• [Exercise inputs]
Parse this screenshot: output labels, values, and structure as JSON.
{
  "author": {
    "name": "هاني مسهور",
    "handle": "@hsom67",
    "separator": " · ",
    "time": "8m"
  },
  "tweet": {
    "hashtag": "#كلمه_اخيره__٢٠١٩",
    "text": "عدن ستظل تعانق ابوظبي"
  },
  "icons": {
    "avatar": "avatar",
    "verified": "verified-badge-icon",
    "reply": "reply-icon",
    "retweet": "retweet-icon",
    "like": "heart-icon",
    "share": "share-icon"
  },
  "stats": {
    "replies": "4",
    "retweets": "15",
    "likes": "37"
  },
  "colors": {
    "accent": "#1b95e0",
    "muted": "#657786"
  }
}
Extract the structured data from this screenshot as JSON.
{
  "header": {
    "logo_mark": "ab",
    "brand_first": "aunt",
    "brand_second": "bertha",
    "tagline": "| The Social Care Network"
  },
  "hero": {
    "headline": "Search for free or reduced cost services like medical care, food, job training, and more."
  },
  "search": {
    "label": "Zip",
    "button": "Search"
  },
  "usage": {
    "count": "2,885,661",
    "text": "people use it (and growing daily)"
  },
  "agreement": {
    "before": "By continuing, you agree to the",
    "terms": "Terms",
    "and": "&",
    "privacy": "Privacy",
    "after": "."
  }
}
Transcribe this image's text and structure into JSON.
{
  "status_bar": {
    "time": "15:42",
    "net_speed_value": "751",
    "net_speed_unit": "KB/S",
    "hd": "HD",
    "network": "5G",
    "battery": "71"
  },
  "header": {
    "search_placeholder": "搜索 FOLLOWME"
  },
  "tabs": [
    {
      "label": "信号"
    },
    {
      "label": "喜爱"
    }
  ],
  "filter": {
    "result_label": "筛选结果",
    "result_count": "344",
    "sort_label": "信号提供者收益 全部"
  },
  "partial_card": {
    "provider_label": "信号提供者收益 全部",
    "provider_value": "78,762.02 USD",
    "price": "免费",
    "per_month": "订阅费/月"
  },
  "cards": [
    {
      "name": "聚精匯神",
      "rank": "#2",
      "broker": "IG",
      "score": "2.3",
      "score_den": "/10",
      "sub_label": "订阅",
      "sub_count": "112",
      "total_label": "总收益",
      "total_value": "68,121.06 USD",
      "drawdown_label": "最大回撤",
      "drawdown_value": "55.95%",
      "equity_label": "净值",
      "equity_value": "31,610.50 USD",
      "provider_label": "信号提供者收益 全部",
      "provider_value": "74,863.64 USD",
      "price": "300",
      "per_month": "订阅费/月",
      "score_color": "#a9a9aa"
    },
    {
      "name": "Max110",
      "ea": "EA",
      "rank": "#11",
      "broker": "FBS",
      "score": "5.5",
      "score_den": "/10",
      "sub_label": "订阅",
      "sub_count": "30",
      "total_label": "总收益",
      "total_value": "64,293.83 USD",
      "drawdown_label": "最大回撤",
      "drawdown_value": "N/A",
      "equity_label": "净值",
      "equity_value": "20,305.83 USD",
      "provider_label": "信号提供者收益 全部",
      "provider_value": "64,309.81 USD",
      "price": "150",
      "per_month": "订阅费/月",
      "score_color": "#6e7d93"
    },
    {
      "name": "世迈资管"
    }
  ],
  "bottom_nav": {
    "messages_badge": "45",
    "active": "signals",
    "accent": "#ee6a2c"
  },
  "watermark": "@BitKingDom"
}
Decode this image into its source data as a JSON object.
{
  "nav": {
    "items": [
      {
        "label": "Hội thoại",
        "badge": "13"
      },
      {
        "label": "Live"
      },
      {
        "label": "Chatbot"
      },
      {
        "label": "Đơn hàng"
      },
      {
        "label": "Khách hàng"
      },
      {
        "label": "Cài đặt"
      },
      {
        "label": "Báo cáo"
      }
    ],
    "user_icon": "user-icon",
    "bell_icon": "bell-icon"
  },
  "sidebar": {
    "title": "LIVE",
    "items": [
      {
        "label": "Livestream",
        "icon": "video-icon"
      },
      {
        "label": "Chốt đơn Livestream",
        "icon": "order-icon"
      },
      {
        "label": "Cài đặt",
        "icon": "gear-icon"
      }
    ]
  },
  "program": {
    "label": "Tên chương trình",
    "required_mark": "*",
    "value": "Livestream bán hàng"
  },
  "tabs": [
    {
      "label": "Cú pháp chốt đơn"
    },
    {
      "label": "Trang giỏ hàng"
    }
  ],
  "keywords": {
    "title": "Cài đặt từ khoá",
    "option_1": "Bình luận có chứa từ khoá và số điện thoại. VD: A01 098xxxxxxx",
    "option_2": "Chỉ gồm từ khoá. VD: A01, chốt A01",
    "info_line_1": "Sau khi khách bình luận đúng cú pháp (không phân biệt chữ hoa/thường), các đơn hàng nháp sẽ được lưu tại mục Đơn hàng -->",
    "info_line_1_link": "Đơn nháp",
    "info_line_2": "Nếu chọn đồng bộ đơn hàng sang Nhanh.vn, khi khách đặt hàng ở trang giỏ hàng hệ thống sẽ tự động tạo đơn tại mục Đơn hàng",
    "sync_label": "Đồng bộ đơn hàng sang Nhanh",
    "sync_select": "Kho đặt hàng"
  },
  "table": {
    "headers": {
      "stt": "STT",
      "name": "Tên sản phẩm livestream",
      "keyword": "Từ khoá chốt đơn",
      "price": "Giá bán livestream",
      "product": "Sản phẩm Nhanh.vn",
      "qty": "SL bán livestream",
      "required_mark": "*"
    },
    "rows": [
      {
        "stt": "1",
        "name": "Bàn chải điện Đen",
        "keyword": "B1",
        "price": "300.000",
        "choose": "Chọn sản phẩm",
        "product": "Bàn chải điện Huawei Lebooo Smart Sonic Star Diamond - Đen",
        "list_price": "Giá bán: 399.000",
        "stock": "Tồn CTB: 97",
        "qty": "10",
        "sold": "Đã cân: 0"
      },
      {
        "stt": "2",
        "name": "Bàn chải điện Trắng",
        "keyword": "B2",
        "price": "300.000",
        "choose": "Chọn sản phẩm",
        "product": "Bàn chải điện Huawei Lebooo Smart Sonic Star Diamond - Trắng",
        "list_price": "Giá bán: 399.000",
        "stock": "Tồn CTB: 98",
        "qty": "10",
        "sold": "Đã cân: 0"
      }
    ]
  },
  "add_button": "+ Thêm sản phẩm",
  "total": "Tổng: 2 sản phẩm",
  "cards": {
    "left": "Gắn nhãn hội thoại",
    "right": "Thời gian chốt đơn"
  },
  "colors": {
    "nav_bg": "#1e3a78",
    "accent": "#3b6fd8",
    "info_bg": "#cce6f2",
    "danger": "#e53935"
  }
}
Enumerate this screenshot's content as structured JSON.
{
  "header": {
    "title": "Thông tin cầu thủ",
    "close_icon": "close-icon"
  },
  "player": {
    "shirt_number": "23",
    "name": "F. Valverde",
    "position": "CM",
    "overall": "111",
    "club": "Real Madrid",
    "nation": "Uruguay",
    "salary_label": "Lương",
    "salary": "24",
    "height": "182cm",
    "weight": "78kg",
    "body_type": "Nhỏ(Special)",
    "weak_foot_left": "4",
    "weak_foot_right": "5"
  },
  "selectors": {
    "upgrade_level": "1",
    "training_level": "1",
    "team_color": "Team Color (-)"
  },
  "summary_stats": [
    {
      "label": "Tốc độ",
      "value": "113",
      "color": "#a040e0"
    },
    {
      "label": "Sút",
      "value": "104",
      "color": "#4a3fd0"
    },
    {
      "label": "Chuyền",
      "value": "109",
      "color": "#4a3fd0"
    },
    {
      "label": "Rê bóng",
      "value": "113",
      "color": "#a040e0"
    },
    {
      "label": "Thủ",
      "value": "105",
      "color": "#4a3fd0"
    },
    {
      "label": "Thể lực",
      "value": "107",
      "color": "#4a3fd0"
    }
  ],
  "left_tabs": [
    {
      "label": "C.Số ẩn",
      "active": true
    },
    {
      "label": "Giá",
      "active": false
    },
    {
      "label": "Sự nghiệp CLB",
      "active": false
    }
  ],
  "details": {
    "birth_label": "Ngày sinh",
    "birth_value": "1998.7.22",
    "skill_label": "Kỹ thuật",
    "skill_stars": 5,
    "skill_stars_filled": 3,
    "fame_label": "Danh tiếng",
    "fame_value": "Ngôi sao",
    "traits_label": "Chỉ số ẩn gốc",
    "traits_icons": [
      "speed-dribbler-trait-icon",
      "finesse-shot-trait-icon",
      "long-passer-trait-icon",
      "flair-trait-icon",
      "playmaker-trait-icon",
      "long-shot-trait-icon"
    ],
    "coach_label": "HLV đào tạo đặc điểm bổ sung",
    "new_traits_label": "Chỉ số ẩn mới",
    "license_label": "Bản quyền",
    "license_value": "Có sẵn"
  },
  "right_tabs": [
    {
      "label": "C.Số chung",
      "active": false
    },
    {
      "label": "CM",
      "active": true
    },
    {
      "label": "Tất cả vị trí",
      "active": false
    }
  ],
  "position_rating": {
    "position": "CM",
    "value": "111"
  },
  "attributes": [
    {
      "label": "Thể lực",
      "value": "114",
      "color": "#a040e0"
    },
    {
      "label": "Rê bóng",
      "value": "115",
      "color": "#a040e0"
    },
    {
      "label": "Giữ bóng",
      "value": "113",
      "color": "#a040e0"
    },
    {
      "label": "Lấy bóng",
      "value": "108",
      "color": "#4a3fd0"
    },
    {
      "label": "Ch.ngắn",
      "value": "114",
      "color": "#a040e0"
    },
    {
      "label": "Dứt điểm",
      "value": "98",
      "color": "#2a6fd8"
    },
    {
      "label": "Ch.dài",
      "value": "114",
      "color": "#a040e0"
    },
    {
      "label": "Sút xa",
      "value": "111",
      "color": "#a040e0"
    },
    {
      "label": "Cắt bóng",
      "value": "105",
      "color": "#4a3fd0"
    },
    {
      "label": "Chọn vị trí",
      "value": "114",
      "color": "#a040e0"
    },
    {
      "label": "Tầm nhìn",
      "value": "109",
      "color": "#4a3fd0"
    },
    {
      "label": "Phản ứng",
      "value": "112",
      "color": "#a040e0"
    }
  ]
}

• [What to work on] Tell how many lines in the material contain the word "title". Only the number is wanted.

• [Written reply] 3